Collected data:
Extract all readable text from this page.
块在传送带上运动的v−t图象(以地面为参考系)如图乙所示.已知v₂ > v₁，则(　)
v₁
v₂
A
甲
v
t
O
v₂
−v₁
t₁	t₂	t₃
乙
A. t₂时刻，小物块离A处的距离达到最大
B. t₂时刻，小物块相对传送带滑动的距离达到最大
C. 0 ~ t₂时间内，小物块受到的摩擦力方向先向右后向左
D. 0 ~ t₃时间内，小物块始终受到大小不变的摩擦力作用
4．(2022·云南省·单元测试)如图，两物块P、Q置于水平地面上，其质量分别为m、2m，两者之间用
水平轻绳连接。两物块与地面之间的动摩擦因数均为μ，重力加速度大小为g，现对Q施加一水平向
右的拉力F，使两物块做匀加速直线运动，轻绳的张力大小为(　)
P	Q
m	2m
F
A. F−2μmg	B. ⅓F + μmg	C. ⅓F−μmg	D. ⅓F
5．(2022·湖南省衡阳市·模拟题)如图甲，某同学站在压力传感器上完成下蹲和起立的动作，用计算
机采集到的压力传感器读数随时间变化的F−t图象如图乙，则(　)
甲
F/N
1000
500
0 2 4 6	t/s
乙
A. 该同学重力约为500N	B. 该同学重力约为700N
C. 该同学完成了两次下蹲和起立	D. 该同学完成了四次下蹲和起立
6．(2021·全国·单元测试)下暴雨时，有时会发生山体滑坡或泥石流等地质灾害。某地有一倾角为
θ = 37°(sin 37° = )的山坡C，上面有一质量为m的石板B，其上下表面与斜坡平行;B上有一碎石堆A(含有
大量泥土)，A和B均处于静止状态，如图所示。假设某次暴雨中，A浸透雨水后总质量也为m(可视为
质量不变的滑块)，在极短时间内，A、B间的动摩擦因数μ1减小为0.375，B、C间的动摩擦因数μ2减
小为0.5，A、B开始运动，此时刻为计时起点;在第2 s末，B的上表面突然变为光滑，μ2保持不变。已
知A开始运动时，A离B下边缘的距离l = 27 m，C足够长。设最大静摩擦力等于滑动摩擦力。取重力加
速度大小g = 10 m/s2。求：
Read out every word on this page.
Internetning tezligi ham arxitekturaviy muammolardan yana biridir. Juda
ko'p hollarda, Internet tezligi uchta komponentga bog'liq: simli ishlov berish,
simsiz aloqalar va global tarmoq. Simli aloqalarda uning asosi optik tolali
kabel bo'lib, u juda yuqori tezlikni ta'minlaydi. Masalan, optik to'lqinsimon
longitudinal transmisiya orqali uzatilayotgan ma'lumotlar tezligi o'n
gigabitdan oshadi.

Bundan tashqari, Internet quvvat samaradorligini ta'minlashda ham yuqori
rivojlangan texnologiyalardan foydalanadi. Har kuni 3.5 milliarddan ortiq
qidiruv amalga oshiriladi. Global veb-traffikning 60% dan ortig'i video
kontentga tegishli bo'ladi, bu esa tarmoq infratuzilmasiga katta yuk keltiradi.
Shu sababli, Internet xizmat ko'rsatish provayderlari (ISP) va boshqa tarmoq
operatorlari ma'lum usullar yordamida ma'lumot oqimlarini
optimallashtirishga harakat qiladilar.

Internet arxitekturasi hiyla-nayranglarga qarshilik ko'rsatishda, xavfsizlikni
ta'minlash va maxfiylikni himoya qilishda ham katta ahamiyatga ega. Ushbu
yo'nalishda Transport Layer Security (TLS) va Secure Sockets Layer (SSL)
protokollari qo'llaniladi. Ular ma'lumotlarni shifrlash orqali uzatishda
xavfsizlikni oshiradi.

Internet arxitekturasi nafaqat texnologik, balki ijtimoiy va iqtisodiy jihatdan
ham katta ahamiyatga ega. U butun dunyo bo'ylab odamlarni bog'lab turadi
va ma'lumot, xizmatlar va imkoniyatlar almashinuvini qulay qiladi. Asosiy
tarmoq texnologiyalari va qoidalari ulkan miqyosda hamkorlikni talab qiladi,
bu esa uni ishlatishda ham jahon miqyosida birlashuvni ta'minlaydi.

■ **What you have to do**
List every line above that contains the word "单元测试".

■ **Output of the exercise**
4．(2022·云南省·单元测试)如图，两物块P、Q置于水平地面上，其质量分别为m、2m，两者之间用
6．(2021·全国·单元测试)下暴雨时，有时会发生山体滑坡或泥石流等地质灾害。某地有一倾角为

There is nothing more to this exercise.